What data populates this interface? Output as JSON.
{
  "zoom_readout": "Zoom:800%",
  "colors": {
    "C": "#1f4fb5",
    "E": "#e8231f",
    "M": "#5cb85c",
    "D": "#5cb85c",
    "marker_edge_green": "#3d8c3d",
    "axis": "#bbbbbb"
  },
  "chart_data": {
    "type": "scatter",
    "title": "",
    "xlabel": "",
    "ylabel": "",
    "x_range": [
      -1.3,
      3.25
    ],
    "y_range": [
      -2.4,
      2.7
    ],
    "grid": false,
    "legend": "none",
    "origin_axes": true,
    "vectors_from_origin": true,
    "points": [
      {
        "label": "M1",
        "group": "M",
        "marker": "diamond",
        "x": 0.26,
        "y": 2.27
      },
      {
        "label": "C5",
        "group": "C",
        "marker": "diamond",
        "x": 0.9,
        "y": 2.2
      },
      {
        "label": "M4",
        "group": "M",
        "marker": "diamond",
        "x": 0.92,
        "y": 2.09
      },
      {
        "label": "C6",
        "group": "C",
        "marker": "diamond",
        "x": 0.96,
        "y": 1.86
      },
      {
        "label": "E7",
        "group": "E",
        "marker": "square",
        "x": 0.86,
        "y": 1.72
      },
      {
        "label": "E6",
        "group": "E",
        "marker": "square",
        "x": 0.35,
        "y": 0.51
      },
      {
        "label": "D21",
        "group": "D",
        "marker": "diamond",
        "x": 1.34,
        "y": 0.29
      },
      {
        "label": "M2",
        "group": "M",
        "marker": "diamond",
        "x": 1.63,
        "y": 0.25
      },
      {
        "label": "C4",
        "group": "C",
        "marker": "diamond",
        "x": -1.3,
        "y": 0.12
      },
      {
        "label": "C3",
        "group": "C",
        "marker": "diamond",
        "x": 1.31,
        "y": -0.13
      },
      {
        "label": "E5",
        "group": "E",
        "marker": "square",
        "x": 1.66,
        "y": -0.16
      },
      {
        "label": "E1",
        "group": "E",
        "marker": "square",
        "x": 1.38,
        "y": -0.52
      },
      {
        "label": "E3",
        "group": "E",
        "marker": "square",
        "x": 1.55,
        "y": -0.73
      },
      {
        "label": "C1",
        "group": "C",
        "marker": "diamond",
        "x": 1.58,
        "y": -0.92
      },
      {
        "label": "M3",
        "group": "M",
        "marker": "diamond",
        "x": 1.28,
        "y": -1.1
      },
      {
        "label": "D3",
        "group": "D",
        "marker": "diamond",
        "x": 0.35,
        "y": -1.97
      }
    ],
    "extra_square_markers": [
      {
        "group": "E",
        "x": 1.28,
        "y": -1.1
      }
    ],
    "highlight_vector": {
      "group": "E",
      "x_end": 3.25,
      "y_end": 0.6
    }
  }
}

----

■ **Task**
Reproduce the records above exactly as they appear.

■ **Response to this exercise**
What data populates this interface? Output as JSON.
{
  "zoom_readout": "Zoom:800%",
  "colors": {
    "C": "#1f4fb5",
    "E": "#e8231f",
    "M": "#5cb85c",
    "D": "#5cb85c",
    "marker_edge_green": "#3d8c3d",
    "axis": "#bbbbbb"
  },
  "chart_data": {
    "type": "scatter",
    "title": "",
    "xlabel": "",
    "ylabel": "",
    "x_range": [
      -1.3,
      3.25
    ],
    "y_range": [
      -2.4,
      2.7
    ],
    "grid": false,
    "legend": "none",
    "origin_axes": true,
    "vectors_from_origin": true,
    "points": [
      {
        "label": "M1",
        "group": "M",
        "marker": "diamond",
        "x": 0.26,
        "y": 2.27
      },
      {
        "label": "C5",
        "group": "C",
        "marker": "diamond",
        "x": 0.9,
        "y": 2.2
      },
      {
        "label": "M4",
        "group": "M",
        "marker": "diamond",
        "x": 0.92,
        "y": 2.09
      },
      {
        "label": "C6",
        "group": "C",
        "marker": "diamond",
        "x": 0.96,
        "y": 1.86
      },
      {
        "label": "E7",
        "group": "E",
        "marker": "square",
        "x": 0.86,
        "y": 1.72
      },
      {
        "label": "E6",
        "group": "E",
        "marker": "square",
        "x": 0.35,
        "y": 0.51
      },
      {
        "label": "D21",
        "group": "D",
        "marker": "diamond",
        "x": 1.34,
        "y": 0.29
      },
      {
        "label": "M2",
        "group": "M",
        "marker": "diamond",
        "x": 1.63,
        "y": 0.25
      },
      {
        "label": "C4",
        "group": "C",
        "marker": "diamond",
        "x": -1.3,
        "y": 0.12
      },
      {
        "label": "C3",
        "group": "C",
        "marker": "diamond",
        "x": 1.31,
        "y": -0.13
      },
      {
        "label": "E5",
        "group": "E",
        "marker": "square",
        "x": 1.66,
        "y": -0.16
      },
      {
        "label": "E1",
        "group": "E",
        "marker": "square",
        "x": 1.38,
        "y": -0.52
      },
      {
        "label": "E3",
        "group": "E",
        "marker": "square",
        "x": 1.55,
        "y": -0.73
      },
      {
        "label": "C1",
        "group": "C",
        "marker": "diamond",
        "x": 1.58,
        "y": -0.92
      },
      {
        "label": "M3",
        "group": "M",
        "marker": "diamond",
        "x": 1.28,
        "y": -1.1
      },
      {
        "label": "D3",
        "group": "D",
        "marker": "diamond",
        "x": 0.35,
        "y": -1.97
      }
    ],
    "extra_square_markers": [
      {
        "group": "E",
        "x": 1.28,
        "y": -1.1
      }
    ],
    "highlight_vector": {
      "group": "E",
      "x_end": 3.25,
      "y_end": 0.6
    }
  }
}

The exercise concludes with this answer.